**** ITEMS ****

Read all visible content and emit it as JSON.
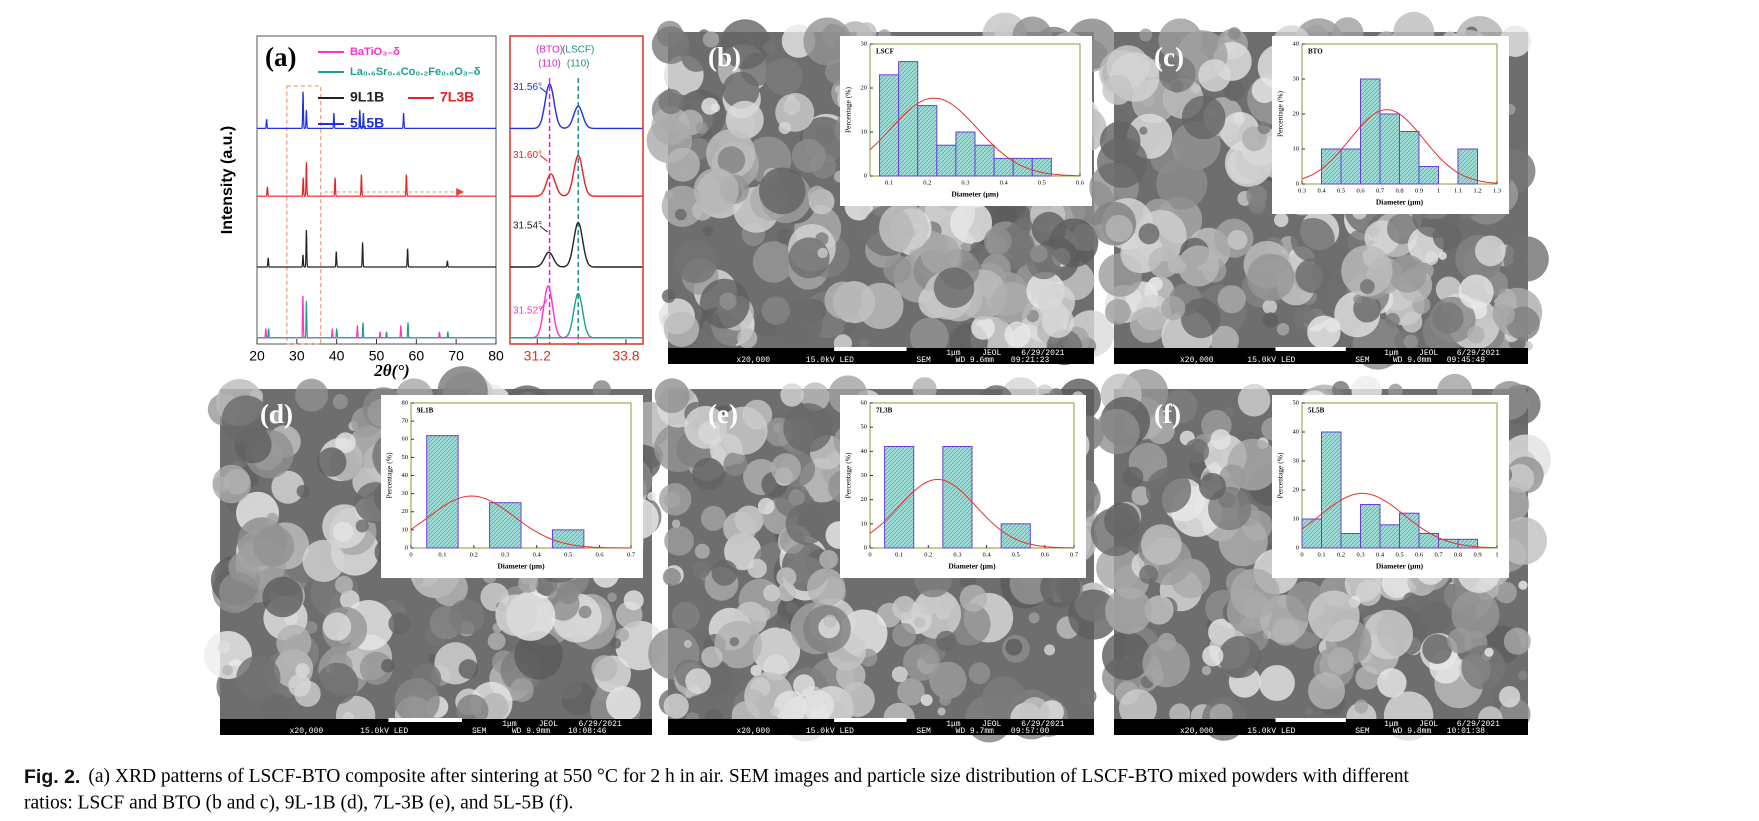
{
  "chart_data": [
    {
      "type": "xrd",
      "panel": "(a)",
      "ylabel": "Intensity (a.u.)",
      "xlabel": "2θ(°)",
      "xlim": [
        20,
        80
      ],
      "xticks": [
        20,
        30,
        40,
        50,
        60,
        70,
        80
      ],
      "ylim": [
        0,
        100
      ],
      "inset_xlim": [
        30.4,
        34.3
      ],
      "inset_xticks": [
        31.2,
        33.8
      ],
      "markers": [
        {
          "name": "(BTO)",
          "hkl": "(110)",
          "x": 31.56,
          "color": "#e020d0"
        },
        {
          "name": "(LSCF)",
          "hkl": "(110)",
          "x": 32.4,
          "color": "#1f8f80"
        }
      ],
      "series": [
        {
          "name": "BaTiO₃₋δ",
          "color": "#ff30d0",
          "offset": 2,
          "peak_label": "31.52°",
          "peaks": [
            [
              22.2,
              3
            ],
            [
              31.52,
              14
            ],
            [
              38.9,
              3
            ],
            [
              45.2,
              4
            ],
            [
              50.9,
              2
            ],
            [
              56.1,
              4
            ],
            [
              65.8,
              2
            ]
          ]
        },
        {
          "name": "La₀.₆Sr₀.₄Co₀.₂Fe₀.₈O₃₋δ",
          "color": "#1f9e8a",
          "offset": 2,
          "peaks": [
            [
              22.9,
              3
            ],
            [
              32.4,
              12
            ],
            [
              40.0,
              3
            ],
            [
              46.6,
              5
            ],
            [
              52.5,
              2
            ],
            [
              57.9,
              5
            ],
            [
              67.9,
              2
            ]
          ]
        },
        {
          "name": "9L1B",
          "color": "#222222",
          "offset": 25,
          "peak_label": "31.54°",
          "peaks": [
            [
              22.8,
              3
            ],
            [
              31.54,
              4
            ],
            [
              32.4,
              12
            ],
            [
              39.9,
              5
            ],
            [
              46.5,
              8
            ],
            [
              57.8,
              6
            ],
            [
              67.8,
              2
            ]
          ]
        },
        {
          "name": "7L3B",
          "color": "#e82020",
          "offset": 48,
          "peak_label": "31.60°",
          "peaks": [
            [
              22.6,
              3
            ],
            [
              31.6,
              6
            ],
            [
              32.4,
              11
            ],
            [
              39.6,
              6
            ],
            [
              46.2,
              7
            ],
            [
              57.5,
              7
            ]
          ]
        },
        {
          "name": "5L5B",
          "color": "#2030e0",
          "offset": 70,
          "peak_label": "31.56°",
          "peaks": [
            [
              22.4,
              3
            ],
            [
              31.56,
              12
            ],
            [
              32.4,
              6
            ],
            [
              39.3,
              5
            ],
            [
              45.8,
              6
            ],
            [
              46.7,
              5
            ],
            [
              56.8,
              5
            ]
          ]
        }
      ]
    },
    {
      "type": "histogram",
      "title": "LSCF",
      "xlabel": "Diameter (μm)",
      "ylabel": "Percentage (%)",
      "bins": [
        0.075,
        0.125,
        0.175,
        0.225,
        0.275,
        0.325,
        0.375,
        0.425,
        0.475,
        0.525
      ],
      "values": [
        23,
        26,
        16,
        7,
        10,
        7,
        4,
        4,
        4
      ],
      "xlim": [
        0.05,
        0.6
      ],
      "xticks": [
        0.1,
        0.2,
        0.3,
        0.4,
        0.5,
        0.6
      ],
      "ylim": [
        0,
        30
      ],
      "yticks": [
        0,
        10,
        20,
        30
      ]
    },
    {
      "type": "histogram",
      "title": "BTO",
      "xlabel": "Diameter (μm)",
      "ylabel": "Percentage (%)",
      "bins": [
        0.4,
        0.5,
        0.6,
        0.7,
        0.8,
        0.9,
        1.0,
        1.1,
        1.2
      ],
      "values": [
        10,
        10,
        30,
        20,
        15,
        5,
        0,
        10
      ],
      "xlim": [
        0.3,
        1.3
      ],
      "xticks": [
        0.3,
        0.4,
        0.5,
        0.6,
        0.7,
        0.8,
        0.9,
        1.0,
        1.1,
        1.2,
        1.3
      ],
      "ylim": [
        0,
        40
      ],
      "yticks": [
        0,
        10,
        20,
        30,
        40
      ]
    },
    {
      "type": "histogram",
      "title": "9L1B",
      "xlabel": "Diameter (μm)",
      "ylabel": "Percentage (%)",
      "bins": [
        0.05,
        0.15,
        0.25,
        0.35,
        0.45,
        0.55
      ],
      "values": [
        62,
        0,
        25,
        0,
        10
      ],
      "xlim": [
        0,
        0.7
      ],
      "xticks": [
        0.0,
        0.1,
        0.2,
        0.3,
        0.4,
        0.5,
        0.6,
        0.7
      ],
      "ylim": [
        0,
        80
      ],
      "yticks": [
        0,
        10,
        20,
        30,
        40,
        50,
        60,
        70,
        80
      ]
    },
    {
      "type": "histogram",
      "title": "7L3B",
      "xlabel": "Diameter (μm)",
      "ylabel": "Percentage (%)",
      "bins": [
        0.05,
        0.15,
        0.25,
        0.35,
        0.45,
        0.55
      ],
      "values": [
        42,
        0,
        42,
        0,
        10
      ],
      "xlim": [
        0,
        0.7
      ],
      "xticks": [
        0.0,
        0.1,
        0.2,
        0.3,
        0.4,
        0.5,
        0.6,
        0.7
      ],
      "ylim": [
        0,
        60
      ],
      "yticks": [
        0,
        10,
        20,
        30,
        40,
        50,
        60
      ]
    },
    {
      "type": "histogram",
      "title": "5L5B",
      "xlabel": "Diameter (μm)",
      "ylabel": "Percentage (%)",
      "bins": [
        0.0,
        0.1,
        0.2,
        0.3,
        0.4,
        0.5,
        0.6,
        0.7,
        0.8,
        0.9
      ],
      "values": [
        10,
        40,
        5,
        15,
        8,
        12,
        5,
        3,
        3
      ],
      "xlim": [
        0,
        1.0
      ],
      "xticks": [
        0.0,
        0.1,
        0.2,
        0.3,
        0.4,
        0.5,
        0.6,
        0.7,
        0.8,
        0.9,
        1.0
      ],
      "ylim": [
        0,
        50
      ],
      "yticks": [
        0,
        10,
        20,
        30,
        40,
        50
      ]
    }
  ],
  "panels": [
    {
      "label": "(b)",
      "footer": [
        "x20,000",
        "15.0kV LED",
        "1μm",
        "JEOL",
        "6/29/2021",
        "SEM",
        "WD 9.6mm",
        "09:21:23"
      ]
    },
    {
      "label": "(c)",
      "footer": [
        "x20,000",
        "15.0kV LED",
        "1μm",
        "JEOL",
        "6/29/2021",
        "SEM",
        "WD 9.0mm",
        "09:45:49"
      ]
    },
    {
      "label": "(d)",
      "footer": [
        "x20,000",
        "15.0kV LED",
        "1μm",
        "JEOL",
        "6/29/2021",
        "SEM",
        "WD 9.9mm",
        "10:08:46"
      ]
    },
    {
      "label": "(e)",
      "footer": [
        "x20,000",
        "15.0kV LED",
        "1μm",
        "JEOL",
        "6/29/2021",
        "SEM",
        "WD 9.7mm",
        "09:57:00"
      ]
    },
    {
      "label": "(f)",
      "footer": [
        "x20,000",
        "15.0kV LED",
        "1μm",
        "JEOL",
        "6/29/2021",
        "SEM",
        "WD 9.8mm",
        "10:01:38"
      ]
    }
  ],
  "caption": {
    "label": "Fig. 2.",
    "lines": [
      "(a) XRD patterns of LSCF-BTO composite after sintering at 550 °C for 2 h in air. SEM images and particle size distribution of LSCF-BTO mixed powders with different",
      "ratios: LSCF and BTO (b and c), 9L-1B (d), 7L-3B (e), and 5L-5B (f)."
    ]
  }
}
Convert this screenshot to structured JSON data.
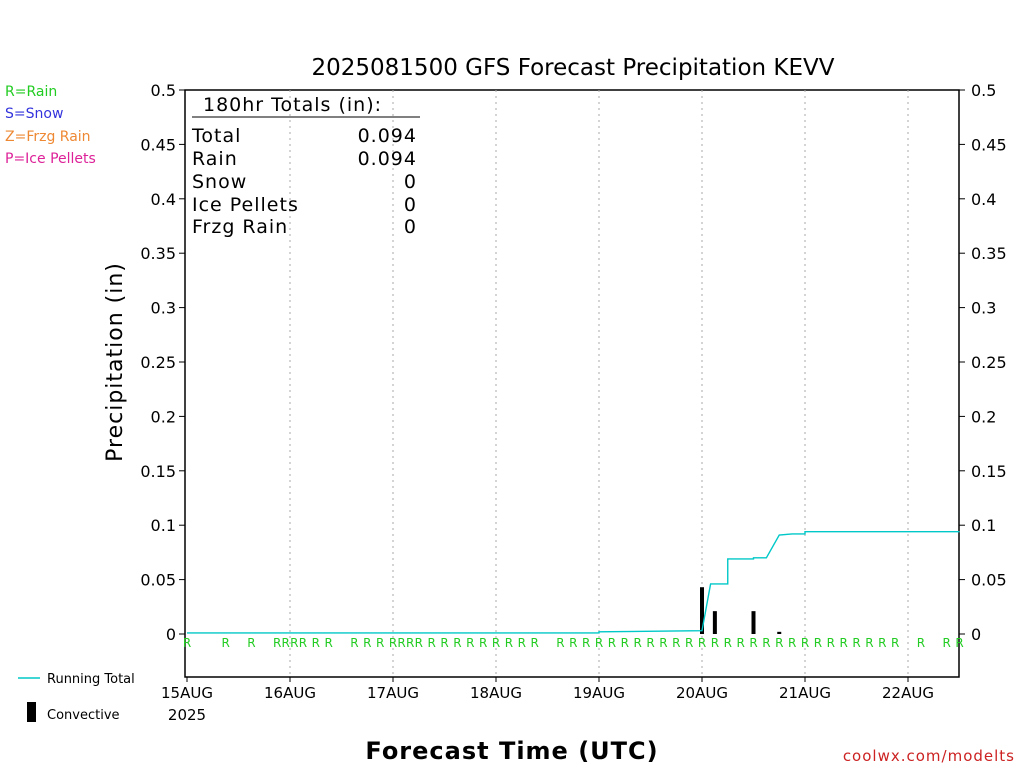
{
  "chart_data": {
    "type": "line",
    "title": "2025081500 GFS Forecast Precipitation KEVV",
    "ylabel": "Precipitation (in)",
    "xlabel": "Forecast Time (UTC)",
    "ylim": [
      0,
      0.5
    ],
    "y_ticks": [
      "0",
      "0.05",
      "0.1",
      "0.15",
      "0.2",
      "0.25",
      "0.3",
      "0.35",
      "0.4",
      "0.45",
      "0.5"
    ],
    "x_tick_labels": [
      "15AUG",
      "16AUG",
      "17AUG",
      "18AUG",
      "19AUG",
      "20AUG",
      "21AUG",
      "22AUG"
    ],
    "x_year_label": "2025",
    "x_range_hours": [
      0,
      180
    ],
    "grid": "vertical dotted",
    "series": [
      {
        "name": "Running Total",
        "color": "#00c8c8",
        "x_hours": [
          0,
          96,
          96,
          120,
          120,
          122,
          123,
          126,
          126,
          129,
          132,
          132,
          135,
          138,
          138,
          141,
          144,
          144,
          147,
          150,
          150,
          153,
          156,
          159,
          162,
          165,
          168,
          171,
          174,
          177,
          180
        ],
        "values": [
          0.001,
          0.001,
          0.002,
          0.003,
          0.003,
          0.046,
          0.046,
          0.046,
          0.069,
          0.069,
          0.069,
          0.07,
          0.07,
          0.091,
          0.091,
          0.092,
          0.092,
          0.094,
          0.094,
          0.094,
          0.094,
          0.094,
          0.094,
          0.094,
          0.094,
          0.094,
          0.094,
          0.094,
          0.094,
          0.094,
          0.094
        ]
      },
      {
        "name": "Convective",
        "type": "bar",
        "color": "#000000",
        "x_hours": [
          120,
          123,
          132,
          138
        ],
        "values": [
          0.043,
          0.021,
          0.021,
          0.002
        ]
      }
    ],
    "precip_type_marks": {
      "symbol": "R",
      "x_hours": [
        0,
        9,
        15,
        21,
        23,
        25,
        27,
        30,
        33,
        39,
        42,
        45,
        48,
        50,
        52,
        54,
        57,
        60,
        63,
        66,
        69,
        72,
        75,
        78,
        81,
        87,
        90,
        93,
        96,
        99,
        102,
        105,
        108,
        111,
        114,
        117,
        120,
        123,
        126,
        129,
        132,
        135,
        138,
        141,
        144,
        147,
        150,
        153,
        156,
        159,
        162,
        165,
        171,
        177,
        180
      ]
    }
  },
  "legend": {
    "types": [
      {
        "label": "R=Rain",
        "color": "#22cc22"
      },
      {
        "label": "S=Snow",
        "color": "#3333dd"
      },
      {
        "label": "Z=Frzg Rain",
        "color": "#ee8833"
      },
      {
        "label": "P=Ice Pellets",
        "color": "#dd2299"
      }
    ],
    "running_total": "Running Total",
    "convective": "Convective"
  },
  "totals": {
    "header": "180hr Totals (in):",
    "rows": [
      {
        "label": "Total",
        "value": "0.094"
      },
      {
        "label": "Rain",
        "value": "0.094"
      },
      {
        "label": "Snow",
        "value": "0"
      },
      {
        "label": "Ice Pellets",
        "value": "0"
      },
      {
        "label": "Frzg Rain",
        "value": "0"
      }
    ]
  },
  "credit": "coolwx.com/modelts"
}
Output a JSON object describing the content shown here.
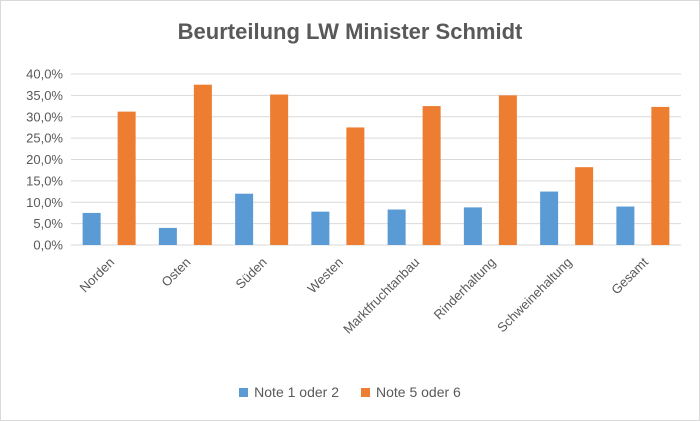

****

### WHAT YOU HAVE TO DO
Search the records for the string "content" and return every line in which it occurs.

### SOLUTION TO THIS PROBLEM
Read all visible content and emit it as JSON.
Output a JSON object describing the content shown here.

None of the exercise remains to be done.